Written task: Select, from the data, each line where "impedir" occurs.

Records shown:
===============
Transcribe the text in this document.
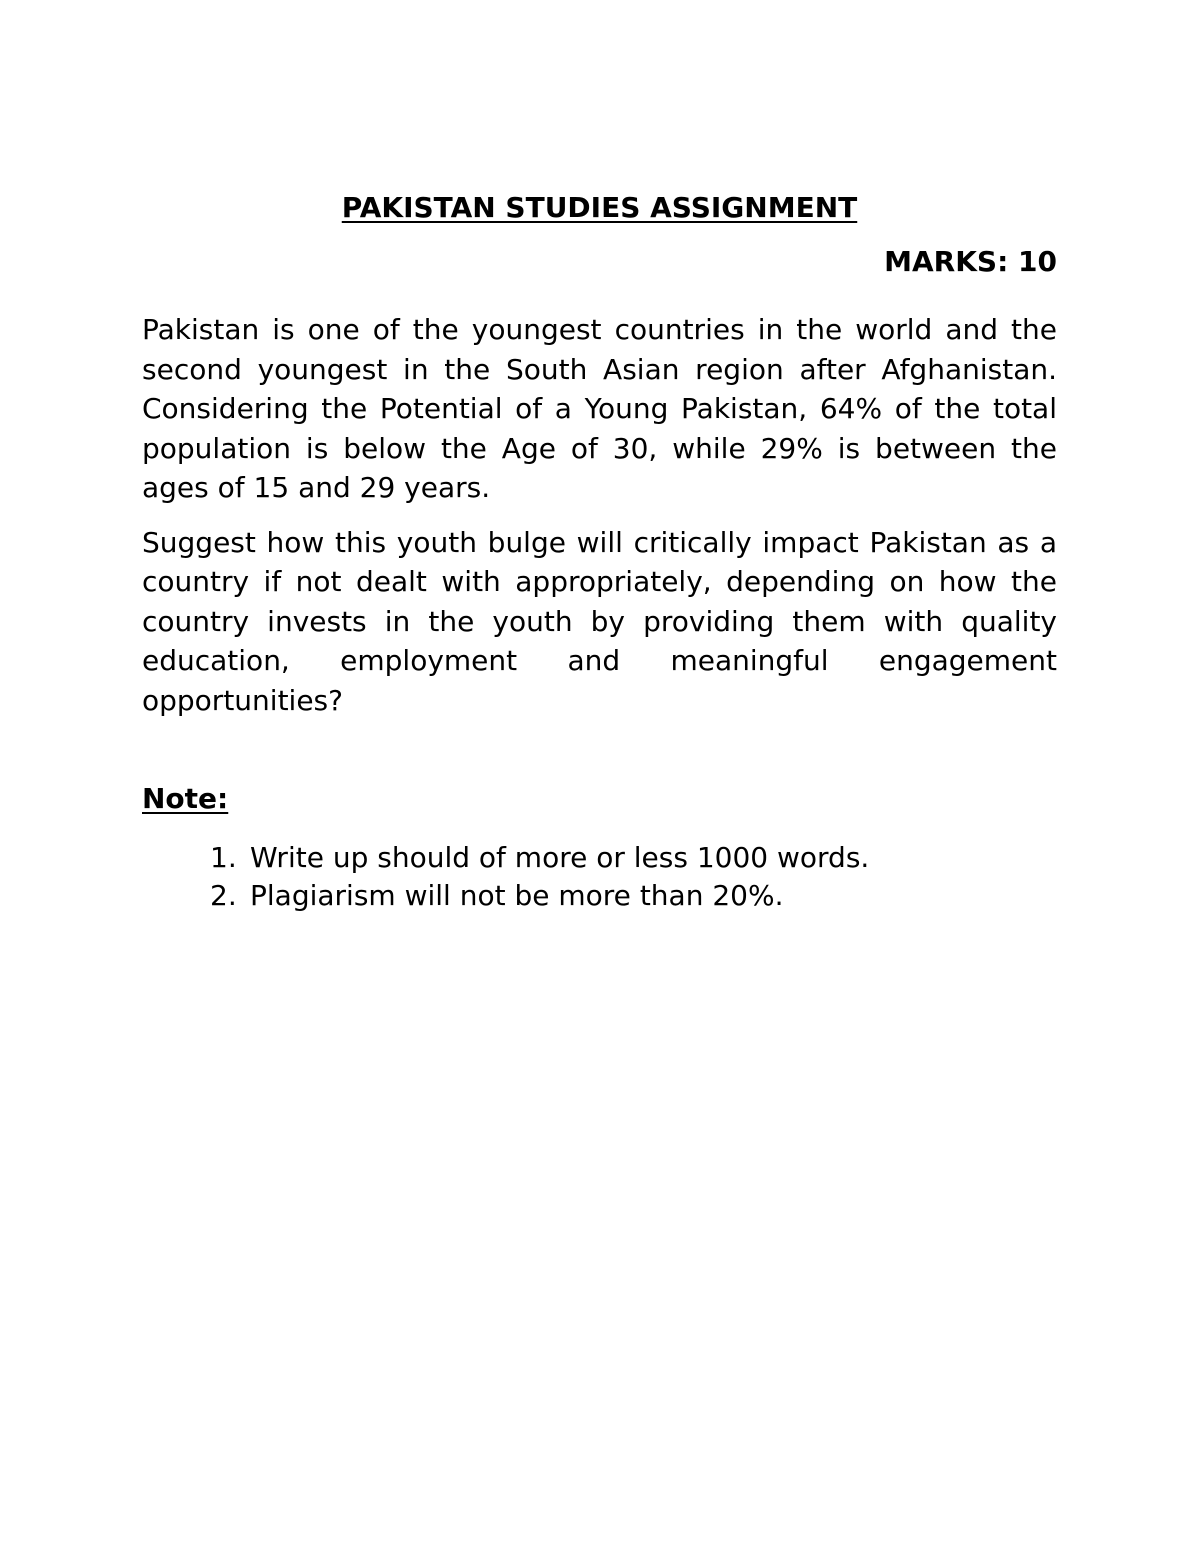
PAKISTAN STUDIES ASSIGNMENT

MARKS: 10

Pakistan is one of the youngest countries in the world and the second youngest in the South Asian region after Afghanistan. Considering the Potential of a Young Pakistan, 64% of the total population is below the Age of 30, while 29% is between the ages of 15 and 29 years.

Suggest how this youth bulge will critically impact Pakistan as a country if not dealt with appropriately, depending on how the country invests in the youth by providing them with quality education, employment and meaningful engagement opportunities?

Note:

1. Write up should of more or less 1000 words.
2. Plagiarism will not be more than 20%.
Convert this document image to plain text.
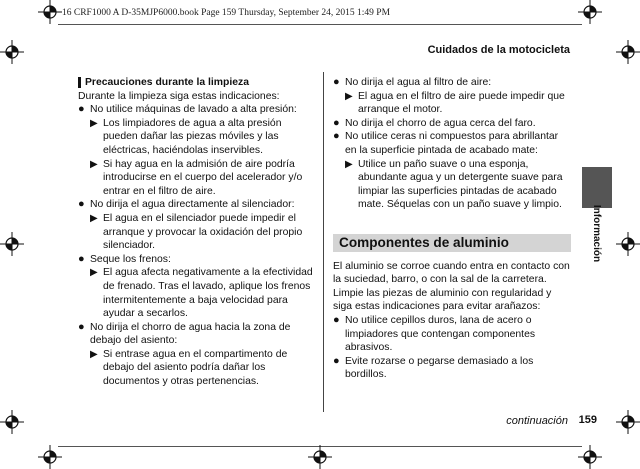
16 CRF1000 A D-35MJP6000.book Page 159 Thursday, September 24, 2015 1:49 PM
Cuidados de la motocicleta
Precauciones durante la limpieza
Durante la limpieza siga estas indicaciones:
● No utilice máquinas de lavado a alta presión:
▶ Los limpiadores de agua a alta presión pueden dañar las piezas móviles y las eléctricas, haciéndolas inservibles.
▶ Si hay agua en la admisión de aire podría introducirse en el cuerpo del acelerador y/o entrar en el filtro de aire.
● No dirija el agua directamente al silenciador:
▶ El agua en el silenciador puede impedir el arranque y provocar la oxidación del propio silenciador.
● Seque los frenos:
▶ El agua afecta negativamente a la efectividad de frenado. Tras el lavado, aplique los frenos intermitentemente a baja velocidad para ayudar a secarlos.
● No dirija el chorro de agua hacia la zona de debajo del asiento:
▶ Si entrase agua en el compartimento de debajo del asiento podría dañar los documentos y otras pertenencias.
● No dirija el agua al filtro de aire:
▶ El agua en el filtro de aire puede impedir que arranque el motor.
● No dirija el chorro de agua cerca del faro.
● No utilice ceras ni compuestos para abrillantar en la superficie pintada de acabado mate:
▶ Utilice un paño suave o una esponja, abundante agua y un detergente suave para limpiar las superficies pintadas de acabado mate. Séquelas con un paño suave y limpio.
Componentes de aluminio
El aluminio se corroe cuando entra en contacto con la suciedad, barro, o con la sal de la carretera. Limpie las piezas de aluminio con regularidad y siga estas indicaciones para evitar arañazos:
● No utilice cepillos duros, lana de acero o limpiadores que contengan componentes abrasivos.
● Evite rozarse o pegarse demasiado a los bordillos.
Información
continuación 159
===============
Full response:
▶ El agua en el silenciador puede impedir el arranque y provocar la oxidación del propio silenciador.
▶ El agua en el filtro de aire puede impedir que arranque el motor.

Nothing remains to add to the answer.